- _The task_:
Select the lines below containing the word "electrode".

- _Figure data in JSON_:
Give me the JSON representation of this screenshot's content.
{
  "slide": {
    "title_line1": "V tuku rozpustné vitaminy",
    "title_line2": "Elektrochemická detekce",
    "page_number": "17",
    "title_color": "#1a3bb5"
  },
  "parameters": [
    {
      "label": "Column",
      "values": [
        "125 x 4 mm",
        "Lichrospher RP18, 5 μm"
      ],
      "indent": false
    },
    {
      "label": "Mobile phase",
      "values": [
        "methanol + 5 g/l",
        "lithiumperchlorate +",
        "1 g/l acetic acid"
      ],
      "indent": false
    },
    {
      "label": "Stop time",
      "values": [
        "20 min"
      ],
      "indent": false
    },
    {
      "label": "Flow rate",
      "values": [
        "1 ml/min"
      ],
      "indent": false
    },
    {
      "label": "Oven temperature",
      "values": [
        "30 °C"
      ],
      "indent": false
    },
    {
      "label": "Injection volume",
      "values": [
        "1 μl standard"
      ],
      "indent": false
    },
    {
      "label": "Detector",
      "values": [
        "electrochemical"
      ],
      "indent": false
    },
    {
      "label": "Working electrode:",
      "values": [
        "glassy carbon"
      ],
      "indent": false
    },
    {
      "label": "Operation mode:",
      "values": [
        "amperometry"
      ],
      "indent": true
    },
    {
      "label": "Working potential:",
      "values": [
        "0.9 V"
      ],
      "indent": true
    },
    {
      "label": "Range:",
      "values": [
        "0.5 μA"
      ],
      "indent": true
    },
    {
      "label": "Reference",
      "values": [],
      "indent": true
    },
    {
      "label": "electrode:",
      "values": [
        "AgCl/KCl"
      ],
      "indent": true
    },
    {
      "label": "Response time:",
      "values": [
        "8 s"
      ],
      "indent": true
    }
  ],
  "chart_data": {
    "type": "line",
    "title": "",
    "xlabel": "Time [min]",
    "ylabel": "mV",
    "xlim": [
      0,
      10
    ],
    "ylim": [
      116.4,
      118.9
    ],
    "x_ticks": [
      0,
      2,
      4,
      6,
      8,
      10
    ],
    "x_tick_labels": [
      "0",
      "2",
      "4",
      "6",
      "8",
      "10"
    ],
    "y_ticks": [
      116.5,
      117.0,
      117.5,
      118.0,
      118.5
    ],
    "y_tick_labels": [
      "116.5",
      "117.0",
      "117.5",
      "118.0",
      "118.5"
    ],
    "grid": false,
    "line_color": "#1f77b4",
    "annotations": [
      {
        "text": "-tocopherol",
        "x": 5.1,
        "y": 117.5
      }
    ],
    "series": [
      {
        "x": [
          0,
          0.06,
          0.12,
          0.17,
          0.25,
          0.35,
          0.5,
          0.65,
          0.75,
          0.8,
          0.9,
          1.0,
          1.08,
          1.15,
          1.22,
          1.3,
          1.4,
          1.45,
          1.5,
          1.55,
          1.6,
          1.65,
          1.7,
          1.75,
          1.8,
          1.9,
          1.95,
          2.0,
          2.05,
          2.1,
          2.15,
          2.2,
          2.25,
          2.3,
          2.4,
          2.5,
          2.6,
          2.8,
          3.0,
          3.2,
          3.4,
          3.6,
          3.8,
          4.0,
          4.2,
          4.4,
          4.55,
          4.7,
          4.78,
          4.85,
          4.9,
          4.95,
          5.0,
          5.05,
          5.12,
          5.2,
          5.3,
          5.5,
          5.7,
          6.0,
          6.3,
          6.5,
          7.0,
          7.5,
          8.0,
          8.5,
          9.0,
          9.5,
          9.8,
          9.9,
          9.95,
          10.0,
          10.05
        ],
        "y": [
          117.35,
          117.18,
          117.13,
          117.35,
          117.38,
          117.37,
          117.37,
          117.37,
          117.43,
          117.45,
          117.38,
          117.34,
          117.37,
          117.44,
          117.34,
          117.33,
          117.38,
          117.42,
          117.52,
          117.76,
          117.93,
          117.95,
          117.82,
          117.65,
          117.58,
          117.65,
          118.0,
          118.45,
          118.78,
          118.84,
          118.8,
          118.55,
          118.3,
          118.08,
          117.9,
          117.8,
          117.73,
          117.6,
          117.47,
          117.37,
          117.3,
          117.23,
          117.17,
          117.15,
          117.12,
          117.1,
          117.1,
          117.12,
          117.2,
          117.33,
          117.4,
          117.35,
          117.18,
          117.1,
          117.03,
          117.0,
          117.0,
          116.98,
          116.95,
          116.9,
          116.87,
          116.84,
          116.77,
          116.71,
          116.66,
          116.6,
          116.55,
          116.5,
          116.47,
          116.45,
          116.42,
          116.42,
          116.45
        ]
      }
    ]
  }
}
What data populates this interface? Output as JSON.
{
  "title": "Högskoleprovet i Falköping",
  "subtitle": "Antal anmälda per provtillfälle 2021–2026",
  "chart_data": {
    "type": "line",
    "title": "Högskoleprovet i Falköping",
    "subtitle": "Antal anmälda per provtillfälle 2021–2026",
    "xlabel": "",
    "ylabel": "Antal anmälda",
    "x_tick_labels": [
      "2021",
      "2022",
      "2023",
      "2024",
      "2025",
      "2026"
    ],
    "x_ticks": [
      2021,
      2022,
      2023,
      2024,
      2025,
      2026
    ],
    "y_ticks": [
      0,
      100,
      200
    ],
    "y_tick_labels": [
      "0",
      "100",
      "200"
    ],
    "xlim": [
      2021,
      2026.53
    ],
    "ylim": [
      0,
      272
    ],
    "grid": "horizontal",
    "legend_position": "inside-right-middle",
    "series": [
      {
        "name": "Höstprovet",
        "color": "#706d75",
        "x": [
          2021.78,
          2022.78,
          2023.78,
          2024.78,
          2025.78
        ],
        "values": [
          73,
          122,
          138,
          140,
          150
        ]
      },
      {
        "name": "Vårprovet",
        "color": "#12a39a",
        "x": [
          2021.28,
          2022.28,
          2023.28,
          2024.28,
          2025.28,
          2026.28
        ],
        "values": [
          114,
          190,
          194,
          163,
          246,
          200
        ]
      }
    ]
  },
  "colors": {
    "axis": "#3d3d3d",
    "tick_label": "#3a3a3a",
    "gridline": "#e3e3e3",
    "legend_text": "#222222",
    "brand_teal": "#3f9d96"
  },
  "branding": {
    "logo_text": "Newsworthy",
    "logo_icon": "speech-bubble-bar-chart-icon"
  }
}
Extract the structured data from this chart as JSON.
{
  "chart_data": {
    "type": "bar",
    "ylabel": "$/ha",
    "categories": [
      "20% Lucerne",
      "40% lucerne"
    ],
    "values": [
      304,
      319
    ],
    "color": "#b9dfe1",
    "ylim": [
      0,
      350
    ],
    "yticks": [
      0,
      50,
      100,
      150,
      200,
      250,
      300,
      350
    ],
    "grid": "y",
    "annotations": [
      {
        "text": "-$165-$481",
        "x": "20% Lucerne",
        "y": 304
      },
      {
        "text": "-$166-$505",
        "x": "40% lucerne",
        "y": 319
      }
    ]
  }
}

- _Task solution_:
      "label": "Working electrode:",
      "label": "electrode:",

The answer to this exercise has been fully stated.